» What to do
Reproduce the entire listing word for word.

» Supplied material
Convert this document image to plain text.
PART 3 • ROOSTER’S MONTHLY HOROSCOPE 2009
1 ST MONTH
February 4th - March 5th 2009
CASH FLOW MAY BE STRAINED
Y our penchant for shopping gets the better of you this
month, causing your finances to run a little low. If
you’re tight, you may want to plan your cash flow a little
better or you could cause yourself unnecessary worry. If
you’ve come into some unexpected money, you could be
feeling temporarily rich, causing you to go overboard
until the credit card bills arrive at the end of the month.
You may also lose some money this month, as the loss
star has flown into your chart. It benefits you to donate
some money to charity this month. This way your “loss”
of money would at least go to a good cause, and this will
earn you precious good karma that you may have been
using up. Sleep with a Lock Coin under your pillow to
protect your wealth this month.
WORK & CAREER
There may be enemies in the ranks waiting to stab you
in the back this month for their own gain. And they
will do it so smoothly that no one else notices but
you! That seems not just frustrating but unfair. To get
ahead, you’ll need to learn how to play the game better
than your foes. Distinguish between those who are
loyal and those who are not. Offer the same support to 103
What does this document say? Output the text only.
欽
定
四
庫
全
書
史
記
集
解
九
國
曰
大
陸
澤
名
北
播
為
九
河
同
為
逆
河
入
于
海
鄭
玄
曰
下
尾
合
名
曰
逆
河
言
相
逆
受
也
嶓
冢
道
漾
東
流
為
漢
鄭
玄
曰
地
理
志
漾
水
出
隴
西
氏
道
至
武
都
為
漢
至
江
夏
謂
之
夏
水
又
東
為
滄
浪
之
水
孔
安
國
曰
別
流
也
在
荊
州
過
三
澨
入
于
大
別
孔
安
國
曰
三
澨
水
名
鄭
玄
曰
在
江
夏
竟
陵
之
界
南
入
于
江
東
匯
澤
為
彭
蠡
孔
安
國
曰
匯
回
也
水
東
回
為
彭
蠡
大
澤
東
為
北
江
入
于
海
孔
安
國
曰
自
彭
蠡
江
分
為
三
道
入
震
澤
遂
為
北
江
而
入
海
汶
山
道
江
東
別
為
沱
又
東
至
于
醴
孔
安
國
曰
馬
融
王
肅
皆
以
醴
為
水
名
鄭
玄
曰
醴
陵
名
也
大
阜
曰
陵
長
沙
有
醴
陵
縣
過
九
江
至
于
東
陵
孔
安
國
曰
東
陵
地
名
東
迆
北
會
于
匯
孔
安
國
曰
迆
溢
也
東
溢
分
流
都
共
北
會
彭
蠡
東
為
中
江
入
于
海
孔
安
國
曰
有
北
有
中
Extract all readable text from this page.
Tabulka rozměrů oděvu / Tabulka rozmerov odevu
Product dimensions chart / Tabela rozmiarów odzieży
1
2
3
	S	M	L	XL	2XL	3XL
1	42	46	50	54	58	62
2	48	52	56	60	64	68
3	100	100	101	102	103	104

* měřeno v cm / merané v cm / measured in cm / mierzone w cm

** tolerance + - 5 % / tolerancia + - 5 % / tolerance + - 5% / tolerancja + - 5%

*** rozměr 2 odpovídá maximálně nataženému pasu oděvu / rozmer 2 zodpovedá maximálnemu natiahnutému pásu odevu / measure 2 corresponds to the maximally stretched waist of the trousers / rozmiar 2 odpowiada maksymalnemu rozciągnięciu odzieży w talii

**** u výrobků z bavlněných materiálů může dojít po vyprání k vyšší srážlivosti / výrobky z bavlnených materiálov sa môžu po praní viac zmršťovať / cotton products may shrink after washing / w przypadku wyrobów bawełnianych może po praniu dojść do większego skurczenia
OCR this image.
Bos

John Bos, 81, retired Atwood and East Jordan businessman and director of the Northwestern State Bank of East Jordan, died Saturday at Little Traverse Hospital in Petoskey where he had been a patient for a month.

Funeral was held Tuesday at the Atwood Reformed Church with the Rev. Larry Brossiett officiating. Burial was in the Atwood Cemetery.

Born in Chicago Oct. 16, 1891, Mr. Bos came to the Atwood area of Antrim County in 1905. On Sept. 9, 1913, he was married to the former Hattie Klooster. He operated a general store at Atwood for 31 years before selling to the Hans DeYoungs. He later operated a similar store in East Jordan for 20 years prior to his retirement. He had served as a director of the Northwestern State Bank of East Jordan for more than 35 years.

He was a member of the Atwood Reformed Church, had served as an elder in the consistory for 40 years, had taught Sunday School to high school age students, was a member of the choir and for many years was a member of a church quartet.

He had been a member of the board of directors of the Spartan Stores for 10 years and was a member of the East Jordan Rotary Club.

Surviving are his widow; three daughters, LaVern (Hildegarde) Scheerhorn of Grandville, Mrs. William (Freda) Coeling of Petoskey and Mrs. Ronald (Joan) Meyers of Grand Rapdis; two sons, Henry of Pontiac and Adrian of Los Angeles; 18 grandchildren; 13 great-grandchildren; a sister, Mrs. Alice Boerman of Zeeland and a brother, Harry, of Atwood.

» Task output
Convert this document image to plain text.
PART 3 • ROOSTER’S MONTHLY HOROSCOPE 2009
1 ST MONTH
February 4th - March 5th 2009
CASH FLOW MAY BE STRAINED
Y our penchant for shopping gets the better of you this
month, causing your finances to run a little low. If
you’re tight, you may want to plan your cash flow a little
better or you could cause yourself unnecessary worry. If
you’ve come into some unexpected money, you could be
feeling temporarily rich, causing you to go overboard
until the credit card bills arrive at the end of the month.
You may also lose some money this month, as the loss
star has flown into your chart. It benefits you to donate
some money to charity this month. This way your “loss”
of money would at least go to a good cause, and this will
earn you precious good karma that you may have been
using up. Sleep with a Lock Coin under your pillow to
protect your wealth this month.
WORK & CAREER
There may be enemies in the ranks waiting to stab you
in the back this month for their own gain. And they
will do it so smoothly that no one else notices but
you! That seems not just frustrating but unfair. To get
ahead, you’ll need to learn how to play the game better
than your foes. Distinguish between those who are
loyal and those who are not. Offer the same support to 103
What does this document say? Output the text only.
欽
定
四
庫
全
書
史
記
集
解
九
國
曰
大
陸
澤
名
北
播
為
九
河
同
為
逆
河
入
于
海
鄭
玄
曰
下
尾
合
名
曰
逆
河
言
相
逆
受
也
嶓
冢
道
漾
東
流
為
漢
鄭
玄
曰
地
理
志
漾
水
出
隴
西
氏
道
至
武
都
為
漢
至
江
夏
謂
之
夏
水
又
東
為
滄
浪
之
水
孔
安
國
曰
別
流
也
在
荊
州
過
三
澨
入
于
大
別
孔
安
國
曰
三
澨
水
名
鄭
玄
曰
在
江
夏
竟
陵
之
界
南
入
于
江
東
匯
澤
為
彭
蠡
孔
安
國
曰
匯
回
也
水
東
回
為
彭
蠡
大
澤
東
為
北
江
入
于
海
孔
安
國
曰
自
彭
蠡
江
分
為
三
道
入
震
澤
遂
為
北
江
而
入
海
汶
山
道
江
東
別
為
沱
又
東
至
于
醴
孔
安
國
曰
馬
融
王
肅
皆
以
醴
為
水
名
鄭
玄
曰
醴
陵
名
也
大
阜
曰
陵
長
沙
有
醴
陵
縣
過
九
江
至
于
東
陵
孔
安
國
曰
東
陵
地
名
東
迆
北
會
于
匯
孔
安
國
曰
迆
溢
也
東
溢
分
流
都
共
北
會
彭
蠡
東
為
中
江
入
于
海
孔
安
國
曰
有
北
有
中
Extract all readable text from this page.
Tabulka rozměrů oděvu / Tabulka rozmerov odevu
Product dimensions chart / Tabela rozmiarów odzieży
1
2
3
	S	M	L	XL	2XL	3XL
1	42	46	50	54	58	62
2	48	52	56	60	64	68
3	100	100	101	102	103	104

* měřeno v cm / merané v cm / measured in cm / mierzone w cm

** tolerance + - 5 % / tolerancia + - 5 % / tolerance + - 5% / tolerancja + - 5%

*** rozměr 2 odpovídá maximálně nataženému pasu oděvu / rozmer 2 zodpovedá maximálnemu natiahnutému pásu odevu / measure 2 corresponds to the maximally stretched waist of the trousers / rozmiar 2 odpowiada maksymalnemu rozciągnięciu odzieży w talii

**** u výrobků z bavlněných materiálů může dojít po vyprání k vyšší srážlivosti / výrobky z bavlnených materiálov sa môžu po praní viac zmršťovať / cotton products may shrink after washing / w przypadku wyrobów bawełnianych może po praniu dojść do większego skurczenia
OCR this image.
Bos

John Bos, 81, retired Atwood and East Jordan businessman and director of the Northwestern State Bank of East Jordan, died Saturday at Little Traverse Hospital in Petoskey where he had been a patient for a month.

Funeral was held Tuesday at the Atwood Reformed Church with the Rev. Larry Brossiett officiating. Burial was in the Atwood Cemetery.

Born in Chicago Oct. 16, 1891, Mr. Bos came to the Atwood area of Antrim County in 1905. On Sept. 9, 1913, he was married to the former Hattie Klooster. He operated a general store at Atwood for 31 years before selling to the Hans DeYoungs. He later operated a similar store in East Jordan for 20 years prior to his retirement. He had served as a director of the Northwestern State Bank of East Jordan for more than 35 years.

He was a member of the Atwood Reformed Church, had served as an elder in the consistory for 40 years, had taught Sunday School to high school age students, was a member of the choir and for many years was a member of a church quartet.

He had been a member of the board of directors of the Spartan Stores for 10 years and was a member of the East Jordan Rotary Club.

Surviving are his widow; three daughters, LaVern (Hildegarde) Scheerhorn of Grandville, Mrs. William (Freda) Coeling of Petoskey and Mrs. Ronald (Joan) Meyers of Grand Rapdis; two sons, Henry of Pontiac and Adrian of Los Angeles; 18 grandchildren; 13 great-grandchildren; a sister, Mrs. Alice Boerman of Zeeland and a brother, Harry, of Atwood.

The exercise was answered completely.